TASK GOAL:
Go over the entries and report the lines where the word "pairs" occurs.

ENTRIES SUPPLIED:
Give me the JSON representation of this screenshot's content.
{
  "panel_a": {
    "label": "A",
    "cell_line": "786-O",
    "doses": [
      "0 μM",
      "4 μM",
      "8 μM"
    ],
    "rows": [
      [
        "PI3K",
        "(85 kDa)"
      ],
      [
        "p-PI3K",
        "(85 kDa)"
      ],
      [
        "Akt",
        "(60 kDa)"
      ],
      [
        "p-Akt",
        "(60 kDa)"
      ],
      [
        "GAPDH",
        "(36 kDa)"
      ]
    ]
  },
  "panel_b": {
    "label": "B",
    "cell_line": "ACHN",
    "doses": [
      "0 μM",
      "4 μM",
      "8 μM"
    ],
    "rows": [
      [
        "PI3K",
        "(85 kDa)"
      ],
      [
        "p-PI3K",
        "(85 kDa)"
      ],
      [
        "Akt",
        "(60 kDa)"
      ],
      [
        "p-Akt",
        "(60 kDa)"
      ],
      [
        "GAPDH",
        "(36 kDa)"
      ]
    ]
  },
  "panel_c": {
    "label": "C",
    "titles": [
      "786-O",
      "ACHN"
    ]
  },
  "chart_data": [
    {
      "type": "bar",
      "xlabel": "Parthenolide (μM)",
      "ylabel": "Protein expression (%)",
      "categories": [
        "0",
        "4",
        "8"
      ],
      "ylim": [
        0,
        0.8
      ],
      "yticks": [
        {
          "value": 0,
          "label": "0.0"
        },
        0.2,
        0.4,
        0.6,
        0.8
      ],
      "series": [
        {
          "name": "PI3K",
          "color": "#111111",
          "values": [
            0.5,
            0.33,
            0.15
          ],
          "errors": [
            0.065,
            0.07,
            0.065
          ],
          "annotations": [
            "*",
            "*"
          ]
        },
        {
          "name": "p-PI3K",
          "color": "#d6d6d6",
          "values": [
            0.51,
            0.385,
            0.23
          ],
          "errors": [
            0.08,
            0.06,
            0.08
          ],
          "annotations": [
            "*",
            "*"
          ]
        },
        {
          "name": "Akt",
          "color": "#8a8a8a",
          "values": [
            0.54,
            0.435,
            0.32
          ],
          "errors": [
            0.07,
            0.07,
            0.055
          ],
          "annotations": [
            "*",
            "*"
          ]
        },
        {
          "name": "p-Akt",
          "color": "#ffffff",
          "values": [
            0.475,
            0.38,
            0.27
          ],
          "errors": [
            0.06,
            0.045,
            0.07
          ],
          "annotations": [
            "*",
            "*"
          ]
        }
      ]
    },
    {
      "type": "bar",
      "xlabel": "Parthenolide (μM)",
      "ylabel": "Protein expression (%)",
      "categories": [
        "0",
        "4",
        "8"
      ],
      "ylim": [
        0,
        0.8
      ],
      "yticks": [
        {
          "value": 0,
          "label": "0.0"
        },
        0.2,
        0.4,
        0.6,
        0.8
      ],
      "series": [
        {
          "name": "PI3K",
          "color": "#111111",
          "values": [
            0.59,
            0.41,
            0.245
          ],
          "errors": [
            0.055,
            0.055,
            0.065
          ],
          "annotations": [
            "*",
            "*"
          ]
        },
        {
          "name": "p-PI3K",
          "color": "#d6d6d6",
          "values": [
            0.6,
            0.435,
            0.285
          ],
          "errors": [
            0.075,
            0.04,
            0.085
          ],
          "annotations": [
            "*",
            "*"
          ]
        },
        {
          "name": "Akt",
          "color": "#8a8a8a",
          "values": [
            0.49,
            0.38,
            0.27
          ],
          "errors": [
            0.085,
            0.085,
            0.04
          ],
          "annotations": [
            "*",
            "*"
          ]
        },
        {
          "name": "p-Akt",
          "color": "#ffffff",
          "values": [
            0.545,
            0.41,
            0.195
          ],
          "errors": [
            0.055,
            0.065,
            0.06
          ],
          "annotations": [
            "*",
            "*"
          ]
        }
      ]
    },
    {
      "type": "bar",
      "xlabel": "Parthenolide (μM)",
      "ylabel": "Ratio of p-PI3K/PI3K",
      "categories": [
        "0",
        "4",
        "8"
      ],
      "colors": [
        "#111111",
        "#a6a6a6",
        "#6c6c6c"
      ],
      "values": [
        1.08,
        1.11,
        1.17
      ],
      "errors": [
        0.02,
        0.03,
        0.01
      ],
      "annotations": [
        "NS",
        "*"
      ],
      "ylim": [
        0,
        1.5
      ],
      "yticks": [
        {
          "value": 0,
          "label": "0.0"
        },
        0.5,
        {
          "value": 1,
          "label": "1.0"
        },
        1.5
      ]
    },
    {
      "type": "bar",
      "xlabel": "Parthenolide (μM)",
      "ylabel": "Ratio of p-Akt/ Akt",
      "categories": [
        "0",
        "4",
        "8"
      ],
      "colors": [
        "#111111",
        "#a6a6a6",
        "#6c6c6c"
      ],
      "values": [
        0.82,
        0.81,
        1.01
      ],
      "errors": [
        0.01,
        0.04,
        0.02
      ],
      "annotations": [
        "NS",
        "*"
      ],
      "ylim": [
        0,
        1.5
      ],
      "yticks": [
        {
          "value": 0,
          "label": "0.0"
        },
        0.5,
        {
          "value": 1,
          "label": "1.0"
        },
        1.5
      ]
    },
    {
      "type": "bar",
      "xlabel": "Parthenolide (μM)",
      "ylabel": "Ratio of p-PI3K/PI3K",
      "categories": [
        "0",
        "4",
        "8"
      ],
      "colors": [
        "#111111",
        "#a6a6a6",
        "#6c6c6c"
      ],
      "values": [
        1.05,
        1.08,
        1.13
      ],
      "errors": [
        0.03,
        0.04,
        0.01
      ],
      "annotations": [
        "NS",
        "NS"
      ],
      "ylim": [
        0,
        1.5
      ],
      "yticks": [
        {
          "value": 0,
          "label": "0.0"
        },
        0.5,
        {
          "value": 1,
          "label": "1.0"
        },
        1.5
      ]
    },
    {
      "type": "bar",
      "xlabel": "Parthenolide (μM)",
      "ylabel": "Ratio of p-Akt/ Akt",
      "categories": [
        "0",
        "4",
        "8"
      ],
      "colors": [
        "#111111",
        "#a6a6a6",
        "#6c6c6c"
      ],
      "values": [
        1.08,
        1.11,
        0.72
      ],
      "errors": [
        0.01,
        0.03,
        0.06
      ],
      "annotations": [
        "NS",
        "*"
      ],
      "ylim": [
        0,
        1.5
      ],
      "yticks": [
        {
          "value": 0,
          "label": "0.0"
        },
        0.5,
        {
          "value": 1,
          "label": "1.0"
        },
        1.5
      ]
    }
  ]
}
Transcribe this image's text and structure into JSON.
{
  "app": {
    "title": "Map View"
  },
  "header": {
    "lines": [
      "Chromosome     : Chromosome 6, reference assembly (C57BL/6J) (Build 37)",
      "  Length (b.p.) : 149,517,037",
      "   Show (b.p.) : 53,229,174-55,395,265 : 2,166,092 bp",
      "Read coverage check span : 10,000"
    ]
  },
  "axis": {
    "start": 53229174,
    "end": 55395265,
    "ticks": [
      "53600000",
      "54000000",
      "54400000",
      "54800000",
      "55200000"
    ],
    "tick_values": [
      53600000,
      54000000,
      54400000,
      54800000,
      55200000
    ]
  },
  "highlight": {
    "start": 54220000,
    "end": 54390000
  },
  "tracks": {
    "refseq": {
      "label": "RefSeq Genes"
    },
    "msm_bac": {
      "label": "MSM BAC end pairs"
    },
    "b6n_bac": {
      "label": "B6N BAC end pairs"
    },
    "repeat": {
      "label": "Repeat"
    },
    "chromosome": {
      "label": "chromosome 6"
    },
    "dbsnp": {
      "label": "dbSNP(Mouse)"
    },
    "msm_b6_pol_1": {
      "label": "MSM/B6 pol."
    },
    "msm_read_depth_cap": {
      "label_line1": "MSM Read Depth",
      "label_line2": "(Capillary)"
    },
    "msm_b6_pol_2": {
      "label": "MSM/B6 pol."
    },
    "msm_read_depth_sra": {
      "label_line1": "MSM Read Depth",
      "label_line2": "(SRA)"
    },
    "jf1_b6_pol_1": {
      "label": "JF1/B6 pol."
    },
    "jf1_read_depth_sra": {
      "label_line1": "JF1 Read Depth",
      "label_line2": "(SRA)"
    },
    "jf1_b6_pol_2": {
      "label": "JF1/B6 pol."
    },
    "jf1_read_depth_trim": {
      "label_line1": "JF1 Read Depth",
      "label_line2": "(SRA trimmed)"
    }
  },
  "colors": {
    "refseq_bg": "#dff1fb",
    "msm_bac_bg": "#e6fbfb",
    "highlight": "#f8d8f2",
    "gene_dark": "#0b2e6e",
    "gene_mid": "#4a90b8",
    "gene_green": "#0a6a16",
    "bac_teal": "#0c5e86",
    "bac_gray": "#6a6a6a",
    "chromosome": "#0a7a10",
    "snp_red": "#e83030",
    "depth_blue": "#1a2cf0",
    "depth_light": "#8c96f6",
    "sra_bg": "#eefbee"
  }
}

WRITTEN SOLUTION:
      "label": "MSM BAC end pairs"
      "label": "B6N BAC end pairs"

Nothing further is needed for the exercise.